TASK DESCRIPTION
Below are some entries; can you quote all of them exactly?

[Records from a collection]

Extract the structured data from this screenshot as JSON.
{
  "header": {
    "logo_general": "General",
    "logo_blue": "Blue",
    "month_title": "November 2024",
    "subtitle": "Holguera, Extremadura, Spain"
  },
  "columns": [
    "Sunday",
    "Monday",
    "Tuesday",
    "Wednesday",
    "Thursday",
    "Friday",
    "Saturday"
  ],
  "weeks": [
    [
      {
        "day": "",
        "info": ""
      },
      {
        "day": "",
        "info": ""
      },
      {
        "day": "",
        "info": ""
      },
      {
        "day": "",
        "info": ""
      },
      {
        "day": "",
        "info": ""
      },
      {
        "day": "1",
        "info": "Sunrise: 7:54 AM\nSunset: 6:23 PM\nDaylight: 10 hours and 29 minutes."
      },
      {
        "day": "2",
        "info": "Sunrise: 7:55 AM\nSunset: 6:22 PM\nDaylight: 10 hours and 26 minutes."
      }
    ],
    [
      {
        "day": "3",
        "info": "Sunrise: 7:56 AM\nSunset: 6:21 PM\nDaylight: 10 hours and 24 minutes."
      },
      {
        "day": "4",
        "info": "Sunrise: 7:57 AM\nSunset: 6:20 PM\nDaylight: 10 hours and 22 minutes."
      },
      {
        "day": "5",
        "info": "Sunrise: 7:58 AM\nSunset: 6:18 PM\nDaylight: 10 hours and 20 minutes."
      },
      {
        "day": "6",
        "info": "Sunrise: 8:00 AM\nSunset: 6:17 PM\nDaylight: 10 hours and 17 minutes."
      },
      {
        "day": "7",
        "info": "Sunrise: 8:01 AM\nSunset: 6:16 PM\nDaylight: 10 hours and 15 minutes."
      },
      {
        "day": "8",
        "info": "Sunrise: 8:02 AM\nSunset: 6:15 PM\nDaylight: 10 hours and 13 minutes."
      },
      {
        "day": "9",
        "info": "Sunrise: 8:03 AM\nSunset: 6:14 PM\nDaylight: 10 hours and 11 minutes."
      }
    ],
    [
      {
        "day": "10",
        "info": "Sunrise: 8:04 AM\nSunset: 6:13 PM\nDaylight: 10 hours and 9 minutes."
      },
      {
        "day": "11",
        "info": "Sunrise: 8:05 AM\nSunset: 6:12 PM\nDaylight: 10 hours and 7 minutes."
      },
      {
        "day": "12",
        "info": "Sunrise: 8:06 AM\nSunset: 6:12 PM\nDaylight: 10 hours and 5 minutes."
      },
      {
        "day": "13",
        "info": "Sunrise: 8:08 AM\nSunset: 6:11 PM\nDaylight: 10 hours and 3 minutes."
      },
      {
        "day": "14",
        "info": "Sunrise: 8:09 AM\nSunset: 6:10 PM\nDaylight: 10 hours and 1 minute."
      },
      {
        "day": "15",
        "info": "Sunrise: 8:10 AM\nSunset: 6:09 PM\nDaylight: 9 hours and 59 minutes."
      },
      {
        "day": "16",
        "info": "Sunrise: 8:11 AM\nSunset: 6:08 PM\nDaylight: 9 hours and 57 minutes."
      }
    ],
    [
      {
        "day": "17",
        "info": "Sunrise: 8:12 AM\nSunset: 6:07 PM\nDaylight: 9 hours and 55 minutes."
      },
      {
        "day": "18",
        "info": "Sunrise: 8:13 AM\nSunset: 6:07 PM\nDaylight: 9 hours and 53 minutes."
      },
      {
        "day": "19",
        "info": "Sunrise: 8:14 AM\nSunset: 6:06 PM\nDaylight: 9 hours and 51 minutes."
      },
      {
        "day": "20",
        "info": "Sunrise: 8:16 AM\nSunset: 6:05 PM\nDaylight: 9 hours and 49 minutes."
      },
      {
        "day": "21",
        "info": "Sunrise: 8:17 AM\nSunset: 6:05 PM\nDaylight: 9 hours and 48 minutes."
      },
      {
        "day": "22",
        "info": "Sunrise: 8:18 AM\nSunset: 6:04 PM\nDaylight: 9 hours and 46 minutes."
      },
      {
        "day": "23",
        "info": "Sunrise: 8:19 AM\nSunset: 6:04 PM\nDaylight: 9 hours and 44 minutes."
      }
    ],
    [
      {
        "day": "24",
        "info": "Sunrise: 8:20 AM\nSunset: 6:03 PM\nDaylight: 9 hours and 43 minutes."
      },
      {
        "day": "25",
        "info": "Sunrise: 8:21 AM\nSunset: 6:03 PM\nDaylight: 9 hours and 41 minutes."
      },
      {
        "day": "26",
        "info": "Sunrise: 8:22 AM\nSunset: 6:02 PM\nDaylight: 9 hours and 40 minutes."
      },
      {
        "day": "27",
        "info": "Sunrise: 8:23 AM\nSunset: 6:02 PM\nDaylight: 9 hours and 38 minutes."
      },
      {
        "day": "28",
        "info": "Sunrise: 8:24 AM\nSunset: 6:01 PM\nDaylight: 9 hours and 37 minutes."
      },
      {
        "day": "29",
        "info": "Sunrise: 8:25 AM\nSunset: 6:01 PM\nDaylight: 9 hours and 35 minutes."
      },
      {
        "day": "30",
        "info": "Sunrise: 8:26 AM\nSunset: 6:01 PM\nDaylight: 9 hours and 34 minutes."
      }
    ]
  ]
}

OUTPUT FOR THIS TASK
Extract the structured data from this screenshot as JSON.
{
  "header": {
    "logo_general": "General",
    "logo_blue": "Blue",
    "month_title": "November 2024",
    "subtitle": "Holguera, Extremadura, Spain"
  },
  "columns": [
    "Sunday",
    "Monday",
    "Tuesday",
    "Wednesday",
    "Thursday",
    "Friday",
    "Saturday"
  ],
  "weeks": [
    [
      {
        "day": "",
        "info": ""
      },
      {
        "day": "",
        "info": ""
      },
      {
        "day": "",
        "info": ""
      },
      {
        "day": "",
        "info": ""
      },
      {
        "day": "",
        "info": ""
      },
      {
        "day": "1",
        "info": "Sunrise: 7:54 AM\nSunset: 6:23 PM\nDaylight: 10 hours and 29 minutes."
      },
      {
        "day": "2",
        "info": "Sunrise: 7:55 AM\nSunset: 6:22 PM\nDaylight: 10 hours and 26 minutes."
      }
    ],
    [
      {
        "day": "3",
        "info": "Sunrise: 7:56 AM\nSunset: 6:21 PM\nDaylight: 10 hours and 24 minutes."
      },
      {
        "day": "4",
        "info": "Sunrise: 7:57 AM\nSunset: 6:20 PM\nDaylight: 10 hours and 22 minutes."
      },
      {
        "day": "5",
        "info": "Sunrise: 7:58 AM\nSunset: 6:18 PM\nDaylight: 10 hours and 20 minutes."
      },
      {
        "day": "6",
        "info": "Sunrise: 8:00 AM\nSunset: 6:17 PM\nDaylight: 10 hours and 17 minutes."
      },
      {
        "day": "7",
        "info": "Sunrise: 8:01 AM\nSunset: 6:16 PM\nDaylight: 10 hours and 15 minutes."
      },
      {
        "day": "8",
        "info": "Sunrise: 8:02 AM\nSunset: 6:15 PM\nDaylight: 10 hours and 13 minutes."
      },
      {
        "day": "9",
        "info": "Sunrise: 8:03 AM\nSunset: 6:14 PM\nDaylight: 10 hours and 11 minutes."
      }
    ],
    [
      {
        "day": "10",
        "info": "Sunrise: 8:04 AM\nSunset: 6:13 PM\nDaylight: 10 hours and 9 minutes."
      },
      {
        "day": "11",
        "info": "Sunrise: 8:05 AM\nSunset: 6:12 PM\nDaylight: 10 hours and 7 minutes."
      },
      {
        "day": "12",
        "info": "Sunrise: 8:06 AM\nSunset: 6:12 PM\nDaylight: 10 hours and 5 minutes."
      },
      {
        "day": "13",
        "info": "Sunrise: 8:08 AM\nSunset: 6:11 PM\nDaylight: 10 hours and 3 minutes."
      },
      {
        "day": "14",
        "info": "Sunrise: 8:09 AM\nSunset: 6:10 PM\nDaylight: 10 hours and 1 minute."
      },
      {
        "day": "15",
        "info": "Sunrise: 8:10 AM\nSunset: 6:09 PM\nDaylight: 9 hours and 59 minutes."
      },
      {
        "day": "16",
        "info": "Sunrise: 8:11 AM\nSunset: 6:08 PM\nDaylight: 9 hours and 57 minutes."
      }
    ],
    [
      {
        "day": "17",
        "info": "Sunrise: 8:12 AM\nSunset: 6:07 PM\nDaylight: 9 hours and 55 minutes."
      },
      {
        "day": "18",
        "info": "Sunrise: 8:13 AM\nSunset: 6:07 PM\nDaylight: 9 hours and 53 minutes."
      },
      {
        "day": "19",
        "info": "Sunrise: 8:14 AM\nSunset: 6:06 PM\nDaylight: 9 hours and 51 minutes."
      },
      {
        "day": "20",
        "info": "Sunrise: 8:16 AM\nSunset: 6:05 PM\nDaylight: 9 hours and 49 minutes."
      },
      {
        "day": "21",
        "info": "Sunrise: 8:17 AM\nSunset: 6:05 PM\nDaylight: 9 hours and 48 minutes."
      },
      {
        "day": "22",
        "info": "Sunrise: 8:18 AM\nSunset: 6:04 PM\nDaylight: 9 hours and 46 minutes."
      },
      {
        "day": "23",
        "info": "Sunrise: 8:19 AM\nSunset: 6:04 PM\nDaylight: 9 hours and 44 minutes."
      }
    ],
    [
      {
        "day": "24",
        "info": "Sunrise: 8:20 AM\nSunset: 6:03 PM\nDaylight: 9 hours and 43 minutes."
      },
      {
        "day": "25",
        "info": "Sunrise: 8:21 AM\nSunset: 6:03 PM\nDaylight: 9 hours and 41 minutes."
      },
      {
        "day": "26",
        "info": "Sunrise: 8:22 AM\nSunset: 6:02 PM\nDaylight: 9 hours and 40 minutes."
      },
      {
        "day": "27",
        "info": "Sunrise: 8:23 AM\nSunset: 6:02 PM\nDaylight: 9 hours and 38 minutes."
      },
      {
        "day": "28",
        "info": "Sunrise: 8:24 AM\nSunset: 6:01 PM\nDaylight: 9 hours and 37 minutes."
      },
      {
        "day": "29",
        "info": "Sunrise: 8:25 AM\nSunset: 6:01 PM\nDaylight: 9 hours and 35 minutes."
      },
      {
        "day": "30",
        "info": "Sunrise: 8:26 AM\nSunset: 6:01 PM\nDaylight: 9 hours and 34 minutes."
      }
    ]
  ]
}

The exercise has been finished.